| Exercise directions |
Each line below must be transcribed exactly, and no picture may appear in the transcription.

(Recorded data)
+++
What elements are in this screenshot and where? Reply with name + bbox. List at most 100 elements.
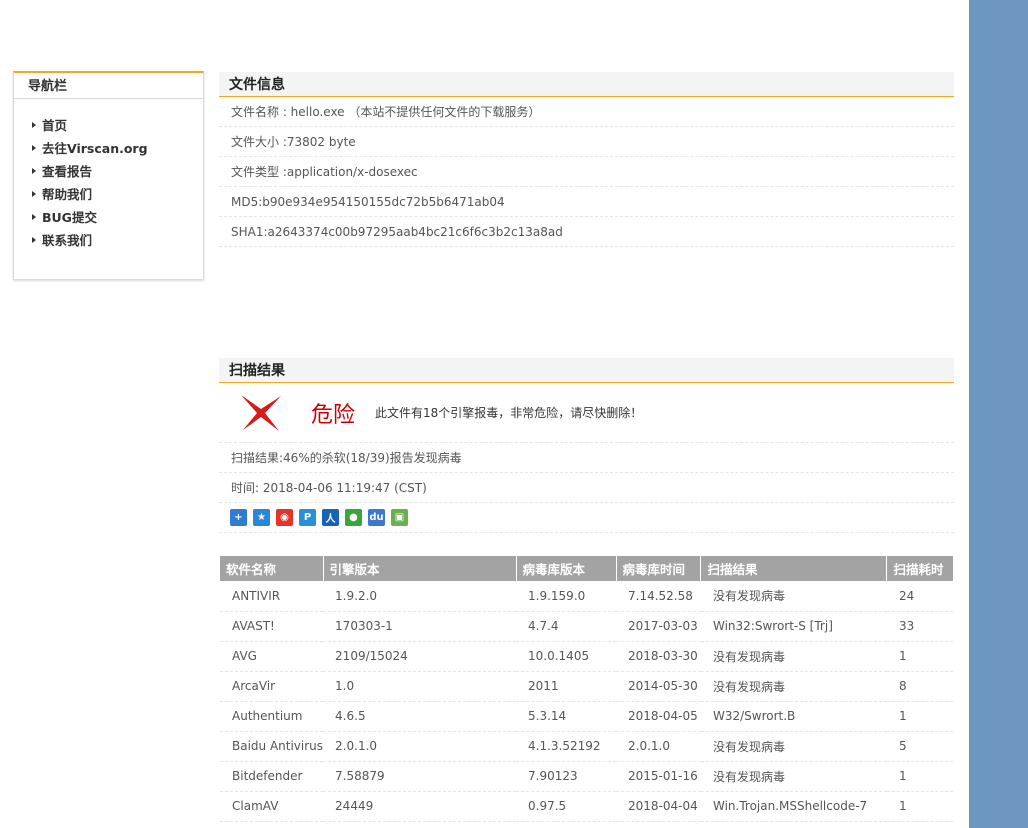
arrow-right-icon <box>32 213 36 220</box>
table-row: Authentium 4.6.5 5.3.14 2018-04-05 W32/S… <box>220 701 953 732</box>
file-size-row: 文件大小 :73802 byte <box>219 127 954 157</box>
wechat-icon[interactable]: ● <box>345 509 362 526</box>
cell-result: Win32:Swrort-S [Trj] <box>700 611 887 642</box>
nav-item-label: BUG提交 <box>42 210 97 225</box>
danger-label: 危险 <box>311 402 356 428</box>
col-engine-version: 引擎版本 <box>323 556 517 581</box>
nav-title: 导航栏 <box>14 73 203 99</box>
table-row: AVAST! 170303-1 4.7.4 2017-03-03 Win32:S… <box>220 611 953 642</box>
cell-engine: 4.6.5 <box>323 701 517 732</box>
table-row: ArcaVir 1.0 2011 2014-05-30 没有发现病毒 8 <box>220 671 953 702</box>
file-info-title: 文件信息 <box>219 72 954 97</box>
cell-result: 没有发现病毒 <box>700 581 887 612</box>
cell-engine: 2109/15024 <box>323 641 517 672</box>
table-row: ANTIVIR 1.9.2.0 1.9.159.0 7.14.52.58 没有发… <box>220 581 953 612</box>
sha1-row: SHA1:a2643374c00b97295aab4bc21c6f6c3b2c1… <box>219 217 954 247</box>
baidu-icon[interactable]: du <box>368 509 385 526</box>
nav-item-home[interactable]: 首页 <box>32 113 203 136</box>
cell-result: 没有发现病毒 <box>700 761 887 792</box>
cell-time: 24 <box>886 581 953 612</box>
cell-name: Bitdefender <box>220 761 324 792</box>
weibo-icon[interactable]: ◉ <box>276 509 293 526</box>
cell-time: 1 <box>886 641 953 672</box>
qzone-icon[interactable]: ★ <box>253 509 270 526</box>
page: 导航栏 首页 去往Virscan.org 查看报告 帮助我们 BUG提交 联系我… <box>0 0 1028 828</box>
table-row: AVG 2109/15024 10.0.1405 2018-03-30 没有发现… <box>220 641 953 672</box>
col-db-version: 病毒库版本 <box>516 556 617 581</box>
cell-date: 7.14.52.58 <box>616 581 701 612</box>
nav-item-label: 去往Virscan.org <box>42 141 148 156</box>
cell-name: ANTIVIR <box>220 581 324 612</box>
cell-time: 8 <box>886 671 953 702</box>
cell-time: 1 <box>886 701 953 732</box>
cell-engine: 170303-1 <box>323 611 517 642</box>
cell-db: 5.3.14 <box>516 701 616 732</box>
cell-result: 没有发现病毒 <box>700 731 887 762</box>
pengyou-icon[interactable]: P <box>299 509 316 526</box>
table-header-row: 软件名称 引擎版本 病毒库版本 病毒库时间 扫描结果 扫描耗时 <box>220 556 953 581</box>
arrow-right-icon <box>32 121 36 128</box>
cell-result: 没有发现病毒 <box>700 671 887 702</box>
cell-result: 没有发现病毒 <box>700 641 887 672</box>
col-scan-result: 扫描结果 <box>700 556 888 581</box>
renren-icon[interactable]: 人 <box>322 509 339 526</box>
md5-row: MD5:b90e934e954150155dc72b5b6471ab04 <box>219 187 954 217</box>
cell-time: 1 <box>886 761 953 792</box>
cell-date: 2.0.1.0 <box>616 731 701 762</box>
cell-db: 4.7.4 <box>516 611 616 642</box>
scan-title: 扫描结果 <box>219 358 954 383</box>
results-table: 软件名称 引擎版本 病毒库版本 病毒库时间 扫描结果 扫描耗时 ANTIVIR … <box>220 556 953 822</box>
cell-engine: 1.0 <box>323 671 517 702</box>
cell-engine: 1.9.2.0 <box>323 581 517 612</box>
danger-row: 危险 此文件有18个引擎报毒，非常危险，请尽快删除！ <box>219 383 954 443</box>
arrow-right-icon <box>32 144 36 151</box>
file-type-row: 文件类型 :application/x-dosexec <box>219 157 954 187</box>
cell-date: 2018-04-04 <box>616 791 701 822</box>
cell-name: AVG <box>220 641 324 672</box>
table-row: ClamAV 24449 0.97.5 2018-04-04 Win.Troja… <box>220 791 953 822</box>
right-side-strip <box>969 0 1028 828</box>
cell-result: W32/Swrort.B <box>700 701 887 732</box>
nav-item-virscan[interactable]: 去往Virscan.org <box>32 136 203 159</box>
nav-item-label: 查看报告 <box>42 164 93 179</box>
table-row: Bitdefender 7.58879 7.90123 2015-01-16 没… <box>220 761 953 792</box>
share-icon[interactable]: ▣ <box>391 509 408 526</box>
cell-date: 2018-04-05 <box>616 701 701 732</box>
scan-time: 时间: 2018-04-06 11:19:47 (CST) <box>219 473 954 503</box>
sidebar-nav: 导航栏 首页 去往Virscan.org 查看报告 帮助我们 BUG提交 联系我… <box>13 71 204 280</box>
cell-name: Authentium <box>220 701 324 732</box>
nav-item-contact[interactable]: 联系我们 <box>32 228 203 251</box>
danger-x-icon <box>237 393 285 433</box>
cell-db: 10.0.1405 <box>516 641 616 672</box>
cell-time: 33 <box>886 611 953 642</box>
nav-item-help[interactable]: 帮助我们 <box>32 182 203 205</box>
nav-item-label: 帮助我们 <box>42 187 93 202</box>
nav-list: 首页 去往Virscan.org 查看报告 帮助我们 BUG提交 联系我们 <box>14 99 203 251</box>
cell-engine: 7.58879 <box>323 761 517 792</box>
arrow-right-icon <box>32 167 36 174</box>
col-db-date: 病毒库时间 <box>616 556 702 581</box>
file-info-section: 文件信息 文件名称 : hello.exe （本站不提供任何文件的下载服务） 文… <box>219 72 954 247</box>
cell-name: Baidu Antivirus <box>220 731 324 762</box>
cell-db: 1.9.159.0 <box>516 581 616 612</box>
arrow-right-icon <box>32 190 36 197</box>
file-name-row: 文件名称 : hello.exe （本站不提供任何文件的下载服务） <box>219 97 954 127</box>
plus-icon[interactable]: + <box>230 509 247 526</box>
cell-date: 2014-05-30 <box>616 671 701 702</box>
danger-description: 此文件有18个引擎报毒，非常危险，请尽快删除！ <box>375 406 643 420</box>
nav-item-report[interactable]: 查看报告 <box>32 159 203 182</box>
cell-db: 0.97.5 <box>516 791 616 822</box>
cell-name: ClamAV <box>220 791 324 822</box>
cell-date: 2017-03-03 <box>616 611 701 642</box>
nav-item-label: 联系我们 <box>42 233 93 248</box>
cell-result: Win.Trojan.MSShellcode-7 <box>700 791 887 822</box>
nav-item-label: 首页 <box>42 118 68 133</box>
cell-name: ArcaVir <box>220 671 324 702</box>
col-software-name: 软件名称 <box>220 556 324 581</box>
cell-date: 2015-01-16 <box>616 761 701 792</box>
col-scan-time: 扫描耗时 <box>886 556 953 581</box>
cell-db: 7.90123 <box>516 761 616 792</box>
nav-item-bug[interactable]: BUG提交 <box>32 205 203 228</box>
scan-summary: 扫描结果:46%的杀软(18/39)报告发现病毒 <box>219 443 954 473</box>
share-bar: + ★ ◉ P 人 ● du ▣ <box>219 503 954 533</box>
+++
| Solution to the problem |
What elements are in this screenshot and where? Reply with name + bbox. List at most 100 elements.
arrow-right-icon <box>32 213 36 220</box>
table-row: Authentium 4.6.5 5.3.14 2018-04-05 W32/S… <box>220 701 953 732</box>
file-size-row: 文件大小 :73802 byte <box>219 127 954 157</box>
wechat-icon[interactable]: ● <box>345 509 362 526</box>
cell-result: Win32:Swrort-S [Trj] <box>700 611 887 642</box>
nav-item-label: BUG提交 <box>42 210 97 225</box>
danger-label: 危险 <box>311 402 356 428</box>
col-engine-version: 引擎版本 <box>323 556 517 581</box>
nav-title: 导航栏 <box>14 73 203 99</box>
table-row: AVAST! 170303-1 4.7.4 2017-03-03 Win32:S… <box>220 611 953 642</box>
cell-engine: 4.6.5 <box>323 701 517 732</box>
table-row: ArcaVir 1.0 2011 2014-05-30 没有发现病毒 8 <box>220 671 953 702</box>
file-info-title: 文件信息 <box>219 72 954 97</box>
cell-result: 没有发现病毒 <box>700 581 887 612</box>
cell-engine: 2109/15024 <box>323 641 517 672</box>
table-row: ANTIVIR 1.9.2.0 1.9.159.0 7.14.52.58 没有发… <box>220 581 953 612</box>
sha1-row: SHA1:a2643374c00b97295aab4bc21c6f6c3b2c1… <box>219 217 954 247</box>
baidu-icon[interactable]: du <box>368 509 385 526</box>
nav-item-home[interactable]: 首页 <box>32 113 203 136</box>
cell-result: 没有发现病毒 <box>700 761 887 792</box>
cell-time: 24 <box>886 581 953 612</box>
cell-name: Bitdefender <box>220 761 324 792</box>
weibo-icon[interactable]: ◉ <box>276 509 293 526</box>
cell-time: 1 <box>886 641 953 672</box>
qzone-icon[interactable]: ★ <box>253 509 270 526</box>
page: 导航栏 首页 去往Virscan.org 查看报告 帮助我们 BUG提交 联系我… <box>0 0 1028 828</box>
table-row: AVG 2109/15024 10.0.1405 2018-03-30 没有发现… <box>220 641 953 672</box>
col-db-version: 病毒库版本 <box>516 556 617 581</box>
cell-date: 7.14.52.58 <box>616 581 701 612</box>
nav-item-label: 去往Virscan.org <box>42 141 148 156</box>
cell-name: ANTIVIR <box>220 581 324 612</box>
cell-time: 8 <box>886 671 953 702</box>
cell-time: 1 <box>886 701 953 732</box>
cell-engine: 170303-1 <box>323 611 517 642</box>
cell-db: 5.3.14 <box>516 701 616 732</box>
cell-result: 没有发现病毒 <box>700 731 887 762</box>
pengyou-icon[interactable]: P <box>299 509 316 526</box>
table-header-row: 软件名称 引擎版本 病毒库版本 病毒库时间 扫描结果 扫描耗时 <box>220 556 953 581</box>
arrow-right-icon <box>32 121 36 128</box>
cell-result: 没有发现病毒 <box>700 671 887 702</box>
cell-result: 没有发现病毒 <box>700 641 887 672</box>
col-scan-result: 扫描结果 <box>700 556 888 581</box>
renren-icon[interactable]: 人 <box>322 509 339 526</box>
md5-row: MD5:b90e934e954150155dc72b5b6471ab04 <box>219 187 954 217</box>
cell-time: 1 <box>886 761 953 792</box>
cell-date: 2.0.1.0 <box>616 731 701 762</box>
cell-db: 4.7.4 <box>516 611 616 642</box>
scan-title: 扫描结果 <box>219 358 954 383</box>
results-table: 软件名称 引擎版本 病毒库版本 病毒库时间 扫描结果 扫描耗时 ANTIVIR … <box>220 556 953 822</box>
cell-engine: 1.0 <box>323 671 517 702</box>
cell-engine: 1.9.2.0 <box>323 581 517 612</box>
danger-row: 危险 此文件有18个引擎报毒，非常危险，请尽快删除！ <box>219 383 954 443</box>
arrow-right-icon <box>32 144 36 151</box>
file-type-row: 文件类型 :application/x-dosexec <box>219 157 954 187</box>
cell-date: 2018-04-04 <box>616 791 701 822</box>
cell-name: AVG <box>220 641 324 672</box>
table-row: ClamAV 24449 0.97.5 2018-04-04 Win.Troja… <box>220 791 953 822</box>
right-side-strip <box>969 0 1028 828</box>
cell-result: W32/Swrort.B <box>700 701 887 732</box>
nav-item-virscan[interactable]: 去往Virscan.org <box>32 136 203 159</box>
nav-item-label: 查看报告 <box>42 164 93 179</box>
table-row: Bitdefender 7.58879 7.90123 2015-01-16 没… <box>220 761 953 792</box>
share-icon[interactable]: ▣ <box>391 509 408 526</box>
cell-date: 2018-04-05 <box>616 701 701 732</box>
scan-time: 时间: 2018-04-06 11:19:47 (CST) <box>219 473 954 503</box>
sidebar-nav: 导航栏 首页 去往Virscan.org 查看报告 帮助我们 BUG提交 联系我… <box>13 71 204 280</box>
cell-name: Authentium <box>220 701 324 732</box>
nav-item-contact[interactable]: 联系我们 <box>32 228 203 251</box>
danger-x-icon <box>237 393 285 433</box>
cell-db: 10.0.1405 <box>516 641 616 672</box>
cell-time: 33 <box>886 611 953 642</box>
nav-item-help[interactable]: 帮助我们 <box>32 182 203 205</box>
nav-item-label: 帮助我们 <box>42 187 93 202</box>
nav-list: 首页 去往Virscan.org 查看报告 帮助我们 BUG提交 联系我们 <box>14 99 203 251</box>
cell-engine: 7.58879 <box>323 761 517 792</box>
arrow-right-icon <box>32 167 36 174</box>
col-db-date: 病毒库时间 <box>616 556 702 581</box>
file-info-section: 文件信息 文件名称 : hello.exe （本站不提供任何文件的下载服务） 文… <box>219 72 954 247</box>
cell-name: Baidu Antivirus <box>220 731 324 762</box>
cell-db: 1.9.159.0 <box>516 581 616 612</box>
arrow-right-icon <box>32 190 36 197</box>
file-name-row: 文件名称 : hello.exe （本站不提供任何文件的下载服务） <box>219 97 954 127</box>
plus-icon[interactable]: + <box>230 509 247 526</box>
cell-date: 2014-05-30 <box>616 671 701 702</box>
danger-description: 此文件有18个引擎报毒，非常危险，请尽快删除！ <box>375 406 643 420</box>
nav-item-report[interactable]: 查看报告 <box>32 159 203 182</box>
cell-db: 0.97.5 <box>516 791 616 822</box>
cell-name: ClamAV <box>220 791 324 822</box>
cell-date: 2017-03-03 <box>616 611 701 642</box>
nav-item-label: 联系我们 <box>42 233 93 248</box>
cell-result: Win.Trojan.MSShellcode-7 <box>700 791 887 822</box>
nav-item-label: 首页 <box>42 118 68 133</box>
cell-name: ArcaVir <box>220 671 324 702</box>
col-software-name: 软件名称 <box>220 556 324 581</box>
cell-date: 2015-01-16 <box>616 761 701 792</box>
col-scan-time: 扫描耗时 <box>886 556 953 581</box>
cell-db: 7.90123 <box>516 761 616 792</box>
nav-item-bug[interactable]: BUG提交 <box>32 205 203 228</box>
scan-summary: 扫描结果:46%的杀软(18/39)报告发现病毒 <box>219 443 954 473</box>
share-bar: + ★ ◉ P 人 ● du ▣ <box>219 503 954 533</box>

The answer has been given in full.